Input records:

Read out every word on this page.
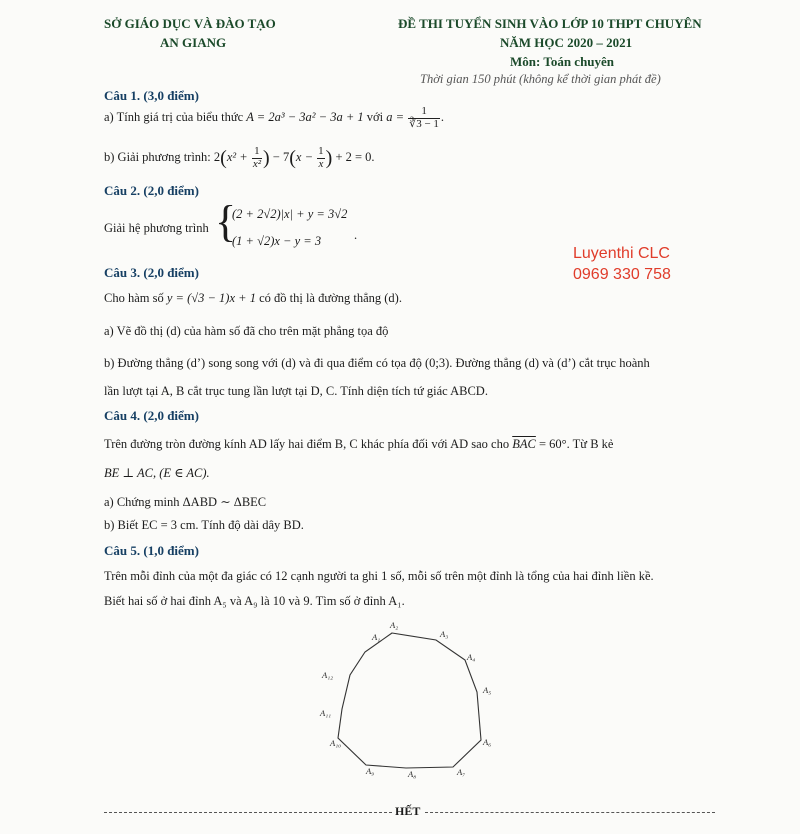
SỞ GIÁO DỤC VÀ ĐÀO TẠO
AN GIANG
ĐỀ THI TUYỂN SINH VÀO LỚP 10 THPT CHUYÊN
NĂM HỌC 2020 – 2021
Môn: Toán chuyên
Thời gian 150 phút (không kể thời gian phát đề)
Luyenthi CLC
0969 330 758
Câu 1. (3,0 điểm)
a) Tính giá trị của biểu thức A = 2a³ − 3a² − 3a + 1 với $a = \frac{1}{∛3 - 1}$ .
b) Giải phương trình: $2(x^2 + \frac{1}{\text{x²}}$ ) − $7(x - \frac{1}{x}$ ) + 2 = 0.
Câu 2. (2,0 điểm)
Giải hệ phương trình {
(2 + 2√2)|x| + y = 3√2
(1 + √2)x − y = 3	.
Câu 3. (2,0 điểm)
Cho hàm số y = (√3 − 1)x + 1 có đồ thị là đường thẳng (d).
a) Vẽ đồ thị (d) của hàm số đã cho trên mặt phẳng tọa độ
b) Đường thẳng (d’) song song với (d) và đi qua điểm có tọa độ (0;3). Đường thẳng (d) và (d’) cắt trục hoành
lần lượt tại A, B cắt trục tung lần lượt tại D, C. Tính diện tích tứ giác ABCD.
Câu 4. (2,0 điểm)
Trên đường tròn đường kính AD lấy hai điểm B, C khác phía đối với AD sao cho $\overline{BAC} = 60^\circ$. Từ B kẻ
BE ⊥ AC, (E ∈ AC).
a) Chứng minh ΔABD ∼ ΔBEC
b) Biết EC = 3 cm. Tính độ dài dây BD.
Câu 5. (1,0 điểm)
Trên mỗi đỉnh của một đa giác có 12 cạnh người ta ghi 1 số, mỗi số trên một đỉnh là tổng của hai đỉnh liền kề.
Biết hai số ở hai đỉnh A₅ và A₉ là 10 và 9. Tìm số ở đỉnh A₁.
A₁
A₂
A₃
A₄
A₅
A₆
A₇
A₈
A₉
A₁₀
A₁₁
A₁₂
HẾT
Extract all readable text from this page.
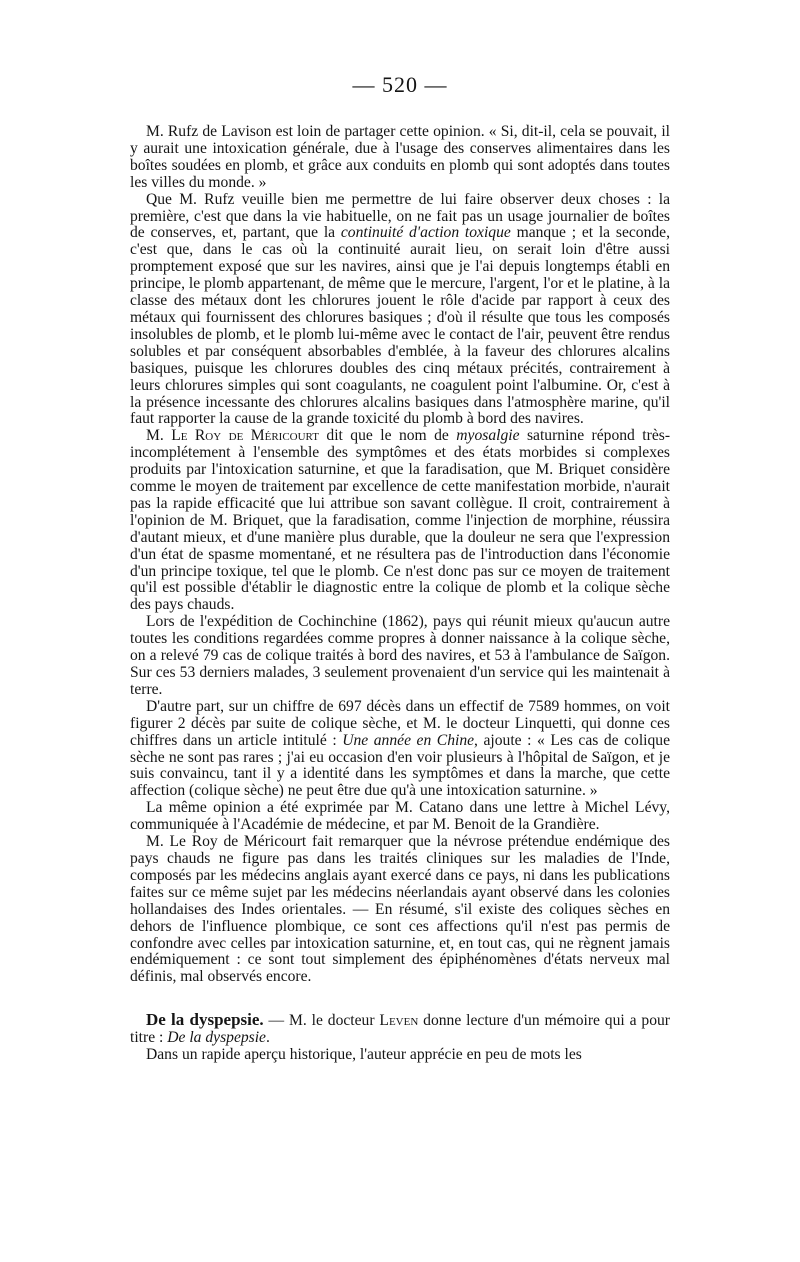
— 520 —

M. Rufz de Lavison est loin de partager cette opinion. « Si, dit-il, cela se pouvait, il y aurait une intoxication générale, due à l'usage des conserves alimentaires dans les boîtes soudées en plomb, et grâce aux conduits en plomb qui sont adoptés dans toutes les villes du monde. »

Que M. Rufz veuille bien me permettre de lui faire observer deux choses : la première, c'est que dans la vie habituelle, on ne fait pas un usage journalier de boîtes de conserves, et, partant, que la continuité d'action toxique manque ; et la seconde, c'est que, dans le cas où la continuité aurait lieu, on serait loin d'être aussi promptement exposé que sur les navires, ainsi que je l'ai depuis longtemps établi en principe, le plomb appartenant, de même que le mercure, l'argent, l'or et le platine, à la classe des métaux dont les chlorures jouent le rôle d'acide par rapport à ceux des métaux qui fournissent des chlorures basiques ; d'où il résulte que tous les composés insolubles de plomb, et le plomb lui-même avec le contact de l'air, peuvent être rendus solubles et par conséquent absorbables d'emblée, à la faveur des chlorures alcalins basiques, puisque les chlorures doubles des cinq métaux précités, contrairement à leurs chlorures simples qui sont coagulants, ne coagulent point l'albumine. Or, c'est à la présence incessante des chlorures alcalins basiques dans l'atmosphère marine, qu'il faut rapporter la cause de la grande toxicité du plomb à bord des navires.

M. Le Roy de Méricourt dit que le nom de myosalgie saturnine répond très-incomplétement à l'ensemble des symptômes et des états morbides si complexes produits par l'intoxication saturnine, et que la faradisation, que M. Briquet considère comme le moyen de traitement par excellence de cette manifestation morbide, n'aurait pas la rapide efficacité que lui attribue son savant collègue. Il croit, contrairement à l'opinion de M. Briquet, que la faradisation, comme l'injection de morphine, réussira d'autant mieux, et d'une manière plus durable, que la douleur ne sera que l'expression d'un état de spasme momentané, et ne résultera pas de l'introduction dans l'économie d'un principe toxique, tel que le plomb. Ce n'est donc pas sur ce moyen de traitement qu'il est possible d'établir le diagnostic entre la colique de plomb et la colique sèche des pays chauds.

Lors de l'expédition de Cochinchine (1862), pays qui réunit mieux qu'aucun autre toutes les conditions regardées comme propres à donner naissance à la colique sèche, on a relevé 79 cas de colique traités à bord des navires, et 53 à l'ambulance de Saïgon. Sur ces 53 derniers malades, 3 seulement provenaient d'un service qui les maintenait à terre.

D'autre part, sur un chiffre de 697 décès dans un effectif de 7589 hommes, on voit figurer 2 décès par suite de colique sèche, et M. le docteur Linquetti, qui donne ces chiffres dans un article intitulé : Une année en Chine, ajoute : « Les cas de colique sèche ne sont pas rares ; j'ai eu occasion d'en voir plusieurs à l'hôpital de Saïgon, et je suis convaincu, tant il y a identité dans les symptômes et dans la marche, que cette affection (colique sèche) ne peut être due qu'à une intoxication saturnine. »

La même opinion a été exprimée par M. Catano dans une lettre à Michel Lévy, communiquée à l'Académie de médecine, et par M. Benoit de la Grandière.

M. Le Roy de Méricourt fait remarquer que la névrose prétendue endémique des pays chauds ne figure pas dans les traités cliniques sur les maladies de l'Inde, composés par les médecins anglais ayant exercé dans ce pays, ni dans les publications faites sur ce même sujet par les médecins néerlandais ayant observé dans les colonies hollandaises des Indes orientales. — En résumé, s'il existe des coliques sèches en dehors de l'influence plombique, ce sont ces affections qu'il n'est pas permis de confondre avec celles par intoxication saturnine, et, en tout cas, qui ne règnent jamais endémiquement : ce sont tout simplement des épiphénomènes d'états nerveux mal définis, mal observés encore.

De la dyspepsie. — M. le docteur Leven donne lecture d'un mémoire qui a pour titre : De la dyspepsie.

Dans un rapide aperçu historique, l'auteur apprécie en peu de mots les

==

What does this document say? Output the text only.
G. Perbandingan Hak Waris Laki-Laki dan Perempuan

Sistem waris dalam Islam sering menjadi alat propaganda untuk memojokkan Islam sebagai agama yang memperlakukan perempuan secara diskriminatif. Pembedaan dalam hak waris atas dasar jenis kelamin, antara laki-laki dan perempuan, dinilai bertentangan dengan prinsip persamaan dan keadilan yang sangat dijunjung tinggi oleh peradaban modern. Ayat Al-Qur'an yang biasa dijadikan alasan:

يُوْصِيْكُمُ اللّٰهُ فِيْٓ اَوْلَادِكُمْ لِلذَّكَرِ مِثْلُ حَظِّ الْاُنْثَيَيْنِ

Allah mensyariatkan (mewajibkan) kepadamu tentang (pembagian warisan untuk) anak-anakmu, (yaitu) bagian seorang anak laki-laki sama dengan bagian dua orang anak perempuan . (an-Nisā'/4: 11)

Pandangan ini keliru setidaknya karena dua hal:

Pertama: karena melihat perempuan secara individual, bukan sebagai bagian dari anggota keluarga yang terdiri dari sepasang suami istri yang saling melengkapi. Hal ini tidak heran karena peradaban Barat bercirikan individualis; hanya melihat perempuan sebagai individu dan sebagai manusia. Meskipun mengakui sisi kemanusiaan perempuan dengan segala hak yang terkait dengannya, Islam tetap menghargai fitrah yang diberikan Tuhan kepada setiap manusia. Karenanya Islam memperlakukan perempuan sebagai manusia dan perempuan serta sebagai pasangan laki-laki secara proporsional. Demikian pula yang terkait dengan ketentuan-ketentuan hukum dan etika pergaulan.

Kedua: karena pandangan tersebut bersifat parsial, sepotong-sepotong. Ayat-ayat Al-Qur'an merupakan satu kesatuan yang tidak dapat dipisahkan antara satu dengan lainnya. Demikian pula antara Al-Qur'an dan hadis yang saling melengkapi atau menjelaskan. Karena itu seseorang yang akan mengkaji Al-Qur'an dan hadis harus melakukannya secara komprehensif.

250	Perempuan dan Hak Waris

--

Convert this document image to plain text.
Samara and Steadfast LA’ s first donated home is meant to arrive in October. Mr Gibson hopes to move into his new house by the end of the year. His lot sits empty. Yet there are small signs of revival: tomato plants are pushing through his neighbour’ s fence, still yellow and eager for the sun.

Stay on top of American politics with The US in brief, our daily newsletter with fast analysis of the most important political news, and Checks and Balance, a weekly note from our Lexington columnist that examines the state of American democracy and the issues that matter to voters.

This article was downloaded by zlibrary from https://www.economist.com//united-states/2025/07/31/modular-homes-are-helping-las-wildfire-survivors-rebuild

Work to be completed:
Above are the entries; count how many of their lines contain the word "from" and give only that number.

Solution to this exercise:
3